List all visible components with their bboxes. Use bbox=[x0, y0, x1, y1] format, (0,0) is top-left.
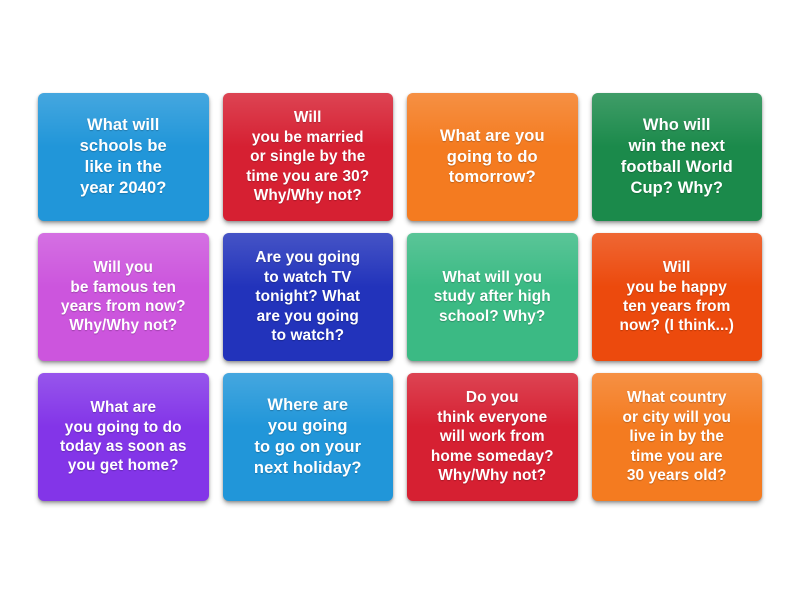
question-card-text: Do you think everyone will work from hom… bbox=[431, 388, 554, 485]
question-card-text: Will you be married or single by the tim… bbox=[246, 108, 369, 205]
question-card-text: Where are you going to go on your next h… bbox=[254, 395, 362, 478]
question-card-6[interactable]: Are you going to watch TV tonight? What … bbox=[223, 233, 394, 361]
question-card-text: Who will win the next football World Cup… bbox=[621, 115, 733, 198]
question-card-3[interactable]: What are you going to do tomorrow? bbox=[407, 93, 578, 221]
question-card-8[interactable]: Will you be happy ten years from now? (I… bbox=[592, 233, 763, 361]
question-card-text: Will you be famous ten years from now? W… bbox=[61, 258, 186, 336]
question-card-9[interactable]: What are you going to do today as soon a… bbox=[38, 373, 209, 501]
question-card-text: What country or city will you live in by… bbox=[622, 388, 731, 485]
question-card-4[interactable]: Who will win the next football World Cup… bbox=[592, 93, 763, 221]
question-card-text: What are you going to do tomorrow? bbox=[440, 126, 545, 188]
question-card-10[interactable]: Where are you going to go on your next h… bbox=[223, 373, 394, 501]
question-card-text: Will you be happy ten years from now? (I… bbox=[619, 258, 734, 336]
card-grid: What will schools be like in the year 20… bbox=[38, 93, 762, 501]
question-card-7[interactable]: What will you study after high school? W… bbox=[407, 233, 578, 361]
question-card-2[interactable]: Will you be married or single by the tim… bbox=[223, 93, 394, 221]
question-card-text: Are you going to watch TV tonight? What … bbox=[255, 248, 360, 345]
question-card-12[interactable]: What country or city will you live in by… bbox=[592, 373, 763, 501]
question-card-text: What are you going to do today as soon a… bbox=[60, 398, 186, 476]
question-card-1[interactable]: What will schools be like in the year 20… bbox=[38, 93, 209, 221]
question-card-text: What will schools be like in the year 20… bbox=[80, 115, 167, 198]
question-card-text: What will you study after high school? W… bbox=[434, 268, 551, 326]
question-card-5[interactable]: Will you be famous ten years from now? W… bbox=[38, 233, 209, 361]
question-card-11[interactable]: Do you think everyone will work from hom… bbox=[407, 373, 578, 501]
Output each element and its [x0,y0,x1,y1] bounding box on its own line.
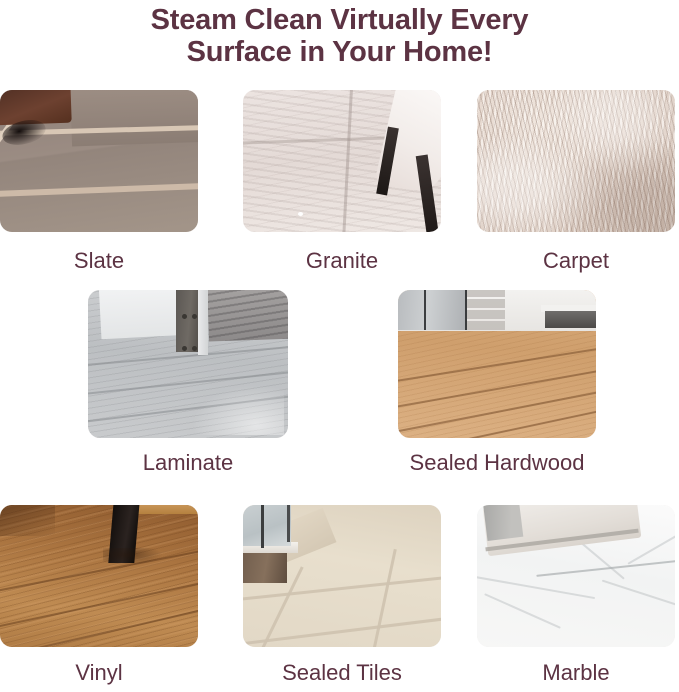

- - -

Change every "interactable" in the material above to "clickable" and give all of it again with nothing else altered. Omit the pictures.

List all visible components with their bboxes. Use bbox=[x0, y0, x1, y1] format, (0,0) is top-left.
question-card-text: Do you think everyone will work from hom… bbox=[431, 388, 554, 485]
question-card-text: Will you be married or single by the tim… bbox=[246, 108, 369, 205]
question-card-text: Where are you going to go on your next h… bbox=[254, 395, 362, 478]
question-card-6[clickable]: Are you going to watch TV tonight? What … bbox=[223, 233, 394, 361]
question-card-text: Who will win the next football World Cup… bbox=[621, 115, 733, 198]
question-card-3[clickable]: What are you going to do tomorrow? bbox=[407, 93, 578, 221]
question-card-8[clickable]: Will you be happy ten years from now? (I… bbox=[592, 233, 763, 361]
question-card-text: Will you be famous ten years from now? W… bbox=[61, 258, 186, 336]
question-card-9[clickable]: What are you going to do today as soon a… bbox=[38, 373, 209, 501]
question-card-text: What country or city will you live in by… bbox=[622, 388, 731, 485]
question-card-4[clickable]: Who will win the next football World Cup… bbox=[592, 93, 763, 221]
question-card-text: What are you going to do tomorrow? bbox=[440, 126, 545, 188]
question-card-10[clickable]: Where are you going to go on your next h… bbox=[223, 373, 394, 501]
question-card-text: Will you be happy ten years from now? (I… bbox=[619, 258, 734, 336]
card-grid: What will schools be like in the year 20… bbox=[38, 93, 762, 501]
question-card-7[clickable]: What will you study after high school? W… bbox=[407, 233, 578, 361]
question-card-2[clickable]: Will you be married or single by the tim… bbox=[223, 93, 394, 221]
question-card-text: Are you going to watch TV tonight? What … bbox=[255, 248, 360, 345]
question-card-12[clickable]: What country or city will you live in by… bbox=[592, 373, 763, 501]
question-card-text: What are you going to do today as soon a… bbox=[60, 398, 186, 476]
question-card-1[clickable]: What will schools be like in the year 20… bbox=[38, 93, 209, 221]
question-card-text: What will schools be like in the year 20… bbox=[80, 115, 167, 198]
question-card-text: What will you study after high school? W… bbox=[434, 268, 551, 326]
question-card-5[clickable]: Will you be famous ten years from now? W… bbox=[38, 233, 209, 361]
question-card-11[clickable]: Do you think everyone will work from hom… bbox=[407, 373, 578, 501]
Output each element and its [x0,y0,x1,y1] bounding box on its own line.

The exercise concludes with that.